DATASET CONTENT.
• • • •

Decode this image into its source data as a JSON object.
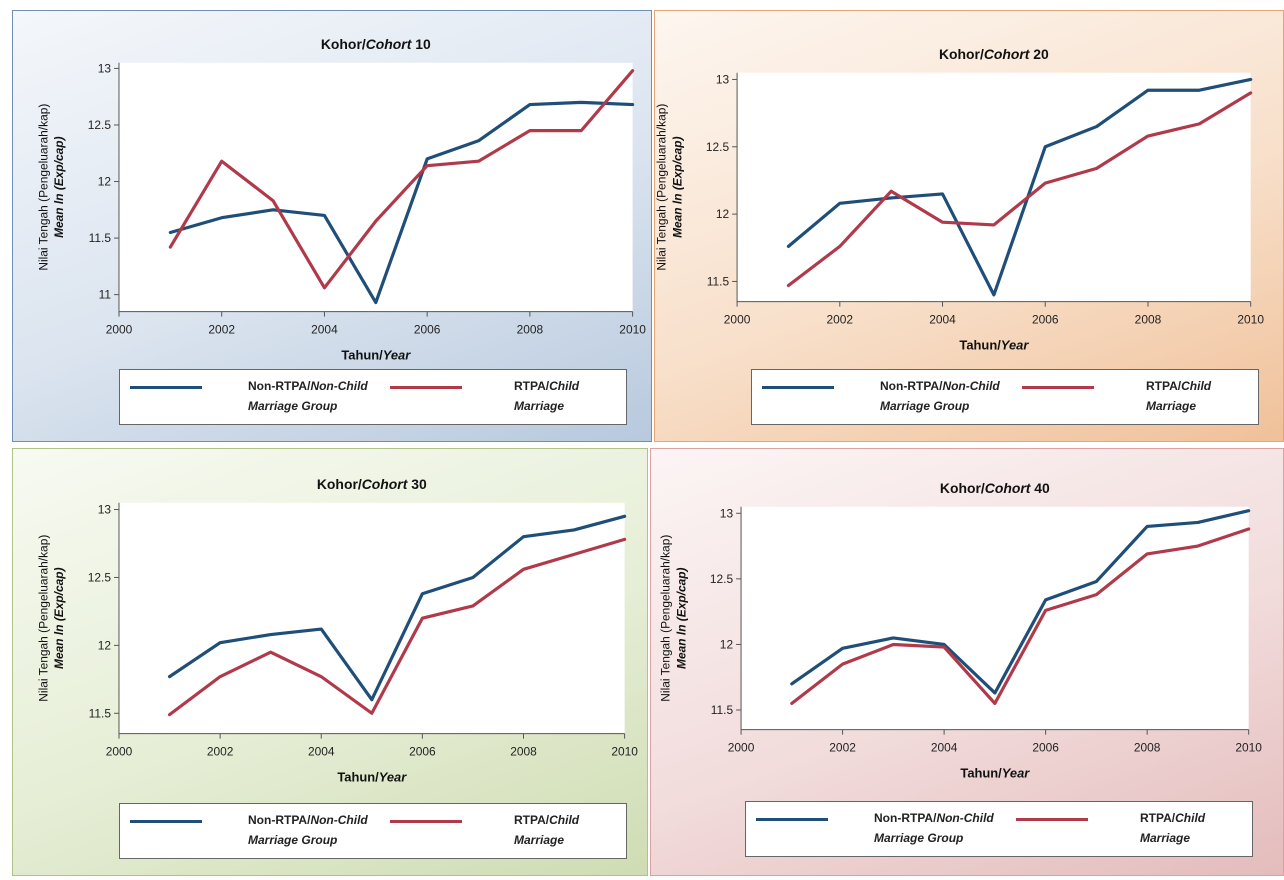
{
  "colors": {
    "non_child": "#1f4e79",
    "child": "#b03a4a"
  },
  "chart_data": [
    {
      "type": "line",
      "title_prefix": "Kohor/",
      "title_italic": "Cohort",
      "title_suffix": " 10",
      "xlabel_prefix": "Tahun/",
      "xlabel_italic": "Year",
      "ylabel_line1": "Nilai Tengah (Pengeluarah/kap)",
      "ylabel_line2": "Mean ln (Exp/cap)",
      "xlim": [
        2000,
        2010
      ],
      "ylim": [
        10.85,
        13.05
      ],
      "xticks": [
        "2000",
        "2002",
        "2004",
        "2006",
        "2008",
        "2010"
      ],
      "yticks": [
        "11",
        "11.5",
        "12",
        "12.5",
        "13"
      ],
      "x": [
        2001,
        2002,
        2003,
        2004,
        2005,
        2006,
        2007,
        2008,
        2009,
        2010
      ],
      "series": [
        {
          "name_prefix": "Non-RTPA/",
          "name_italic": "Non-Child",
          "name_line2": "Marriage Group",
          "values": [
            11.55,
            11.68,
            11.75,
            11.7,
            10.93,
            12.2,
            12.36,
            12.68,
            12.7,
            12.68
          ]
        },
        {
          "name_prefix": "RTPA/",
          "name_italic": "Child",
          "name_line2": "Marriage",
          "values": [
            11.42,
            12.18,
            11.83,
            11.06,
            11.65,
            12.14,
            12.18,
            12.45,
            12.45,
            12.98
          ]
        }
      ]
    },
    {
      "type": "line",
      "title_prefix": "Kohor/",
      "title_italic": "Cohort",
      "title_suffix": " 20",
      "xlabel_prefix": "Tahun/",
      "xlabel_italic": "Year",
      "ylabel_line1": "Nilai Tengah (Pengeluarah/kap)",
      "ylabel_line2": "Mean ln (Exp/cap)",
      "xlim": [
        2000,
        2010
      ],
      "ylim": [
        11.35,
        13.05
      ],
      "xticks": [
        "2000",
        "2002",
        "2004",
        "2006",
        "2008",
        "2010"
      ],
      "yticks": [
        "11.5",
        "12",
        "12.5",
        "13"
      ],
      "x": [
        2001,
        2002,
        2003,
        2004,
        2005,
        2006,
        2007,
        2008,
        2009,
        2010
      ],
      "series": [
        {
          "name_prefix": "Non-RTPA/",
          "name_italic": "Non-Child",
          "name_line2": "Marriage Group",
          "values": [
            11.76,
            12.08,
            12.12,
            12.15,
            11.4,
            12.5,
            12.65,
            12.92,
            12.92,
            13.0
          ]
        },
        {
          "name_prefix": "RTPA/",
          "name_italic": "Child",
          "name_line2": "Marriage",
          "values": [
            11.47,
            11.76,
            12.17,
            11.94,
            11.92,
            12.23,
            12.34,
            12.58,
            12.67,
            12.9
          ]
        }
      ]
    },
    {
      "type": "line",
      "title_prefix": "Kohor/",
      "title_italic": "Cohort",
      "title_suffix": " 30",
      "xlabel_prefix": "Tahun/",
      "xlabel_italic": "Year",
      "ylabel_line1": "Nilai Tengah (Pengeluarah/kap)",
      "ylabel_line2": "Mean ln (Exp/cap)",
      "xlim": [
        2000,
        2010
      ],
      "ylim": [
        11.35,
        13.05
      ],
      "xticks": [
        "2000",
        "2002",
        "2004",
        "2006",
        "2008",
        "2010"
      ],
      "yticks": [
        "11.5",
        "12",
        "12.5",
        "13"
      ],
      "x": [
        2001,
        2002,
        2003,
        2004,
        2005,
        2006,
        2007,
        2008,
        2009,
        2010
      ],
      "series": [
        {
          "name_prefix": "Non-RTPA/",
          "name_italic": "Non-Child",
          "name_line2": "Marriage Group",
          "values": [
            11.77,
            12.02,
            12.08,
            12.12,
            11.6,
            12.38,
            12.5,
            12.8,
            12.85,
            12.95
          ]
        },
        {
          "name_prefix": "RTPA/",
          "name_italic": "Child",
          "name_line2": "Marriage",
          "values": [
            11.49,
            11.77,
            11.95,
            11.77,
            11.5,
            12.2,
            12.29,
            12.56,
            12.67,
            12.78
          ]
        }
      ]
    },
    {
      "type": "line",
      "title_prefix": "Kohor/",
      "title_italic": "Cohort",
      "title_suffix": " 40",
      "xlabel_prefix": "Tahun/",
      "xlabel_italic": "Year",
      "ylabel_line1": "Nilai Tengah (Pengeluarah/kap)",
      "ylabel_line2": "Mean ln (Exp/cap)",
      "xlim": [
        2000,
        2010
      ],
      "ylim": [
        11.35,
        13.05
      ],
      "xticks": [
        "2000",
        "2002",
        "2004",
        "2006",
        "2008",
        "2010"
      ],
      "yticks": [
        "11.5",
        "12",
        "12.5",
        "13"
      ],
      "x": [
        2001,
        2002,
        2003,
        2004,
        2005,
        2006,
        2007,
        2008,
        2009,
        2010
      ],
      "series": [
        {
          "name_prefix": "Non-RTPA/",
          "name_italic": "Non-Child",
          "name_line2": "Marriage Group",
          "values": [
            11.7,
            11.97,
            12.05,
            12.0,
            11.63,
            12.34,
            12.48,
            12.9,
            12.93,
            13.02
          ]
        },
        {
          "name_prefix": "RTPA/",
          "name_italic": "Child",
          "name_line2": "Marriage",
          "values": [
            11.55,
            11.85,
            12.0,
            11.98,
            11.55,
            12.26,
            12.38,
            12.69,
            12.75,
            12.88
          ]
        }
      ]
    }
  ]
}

• • • •

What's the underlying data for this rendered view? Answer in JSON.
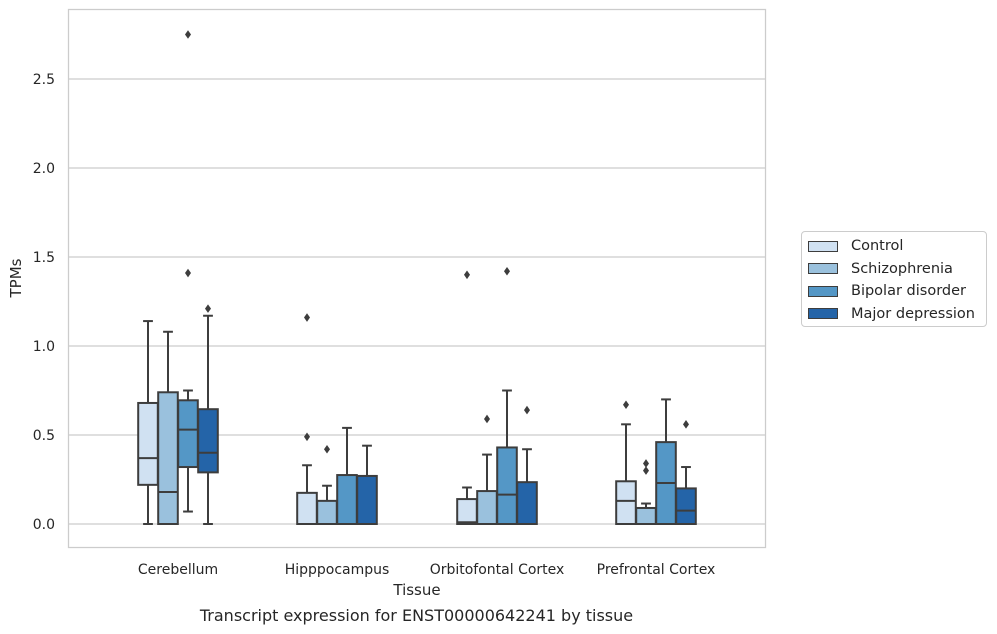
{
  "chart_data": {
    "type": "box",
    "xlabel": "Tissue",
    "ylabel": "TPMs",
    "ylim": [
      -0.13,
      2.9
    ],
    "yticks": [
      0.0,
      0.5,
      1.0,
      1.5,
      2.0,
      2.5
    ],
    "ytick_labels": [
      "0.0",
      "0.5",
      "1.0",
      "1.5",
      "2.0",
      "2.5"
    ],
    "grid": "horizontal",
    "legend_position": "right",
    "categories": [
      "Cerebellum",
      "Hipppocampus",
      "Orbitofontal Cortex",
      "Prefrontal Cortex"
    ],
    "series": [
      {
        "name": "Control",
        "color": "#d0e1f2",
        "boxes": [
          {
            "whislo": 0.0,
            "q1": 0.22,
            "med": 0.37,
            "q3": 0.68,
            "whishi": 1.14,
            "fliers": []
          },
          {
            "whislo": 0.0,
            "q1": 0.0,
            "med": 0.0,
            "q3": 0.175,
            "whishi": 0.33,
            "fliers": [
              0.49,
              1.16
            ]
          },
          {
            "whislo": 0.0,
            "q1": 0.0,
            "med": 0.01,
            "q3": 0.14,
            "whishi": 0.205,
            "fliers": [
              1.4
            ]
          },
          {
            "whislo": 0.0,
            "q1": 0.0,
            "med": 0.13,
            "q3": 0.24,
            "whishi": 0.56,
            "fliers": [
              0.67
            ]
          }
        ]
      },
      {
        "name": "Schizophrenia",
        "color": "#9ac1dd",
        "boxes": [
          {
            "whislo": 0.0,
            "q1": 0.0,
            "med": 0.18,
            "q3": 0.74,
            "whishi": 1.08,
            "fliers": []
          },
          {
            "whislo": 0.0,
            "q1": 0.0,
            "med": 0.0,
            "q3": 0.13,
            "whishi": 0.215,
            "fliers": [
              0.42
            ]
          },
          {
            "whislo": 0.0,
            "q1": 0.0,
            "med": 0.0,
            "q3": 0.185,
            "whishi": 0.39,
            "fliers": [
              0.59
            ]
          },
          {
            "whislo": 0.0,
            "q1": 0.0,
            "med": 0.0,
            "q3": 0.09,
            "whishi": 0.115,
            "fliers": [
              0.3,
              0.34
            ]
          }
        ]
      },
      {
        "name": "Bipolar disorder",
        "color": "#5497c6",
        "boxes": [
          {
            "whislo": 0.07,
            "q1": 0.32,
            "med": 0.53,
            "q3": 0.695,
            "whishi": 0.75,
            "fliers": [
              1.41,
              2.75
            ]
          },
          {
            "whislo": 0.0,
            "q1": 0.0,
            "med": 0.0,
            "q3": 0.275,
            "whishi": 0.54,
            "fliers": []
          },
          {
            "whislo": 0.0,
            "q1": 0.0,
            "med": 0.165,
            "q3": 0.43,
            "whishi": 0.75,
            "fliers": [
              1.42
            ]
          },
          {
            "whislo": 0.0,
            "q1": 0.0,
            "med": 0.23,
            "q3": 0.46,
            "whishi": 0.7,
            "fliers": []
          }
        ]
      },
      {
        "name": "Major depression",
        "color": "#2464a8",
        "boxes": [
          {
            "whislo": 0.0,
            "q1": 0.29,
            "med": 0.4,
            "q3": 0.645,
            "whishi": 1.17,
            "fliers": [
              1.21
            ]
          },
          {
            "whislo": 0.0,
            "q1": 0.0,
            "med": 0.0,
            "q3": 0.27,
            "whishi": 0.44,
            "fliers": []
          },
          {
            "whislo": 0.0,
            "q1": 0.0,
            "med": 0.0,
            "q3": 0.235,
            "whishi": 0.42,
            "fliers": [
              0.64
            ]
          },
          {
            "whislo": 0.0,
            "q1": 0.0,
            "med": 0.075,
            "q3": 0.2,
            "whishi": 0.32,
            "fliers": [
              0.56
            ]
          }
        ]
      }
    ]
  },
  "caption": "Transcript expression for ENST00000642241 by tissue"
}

• • • •

Collect each line containing the string "JSON".

Decode this image into its source data as a JSON object.
What's the underlying data for this rendered view? Answer in JSON.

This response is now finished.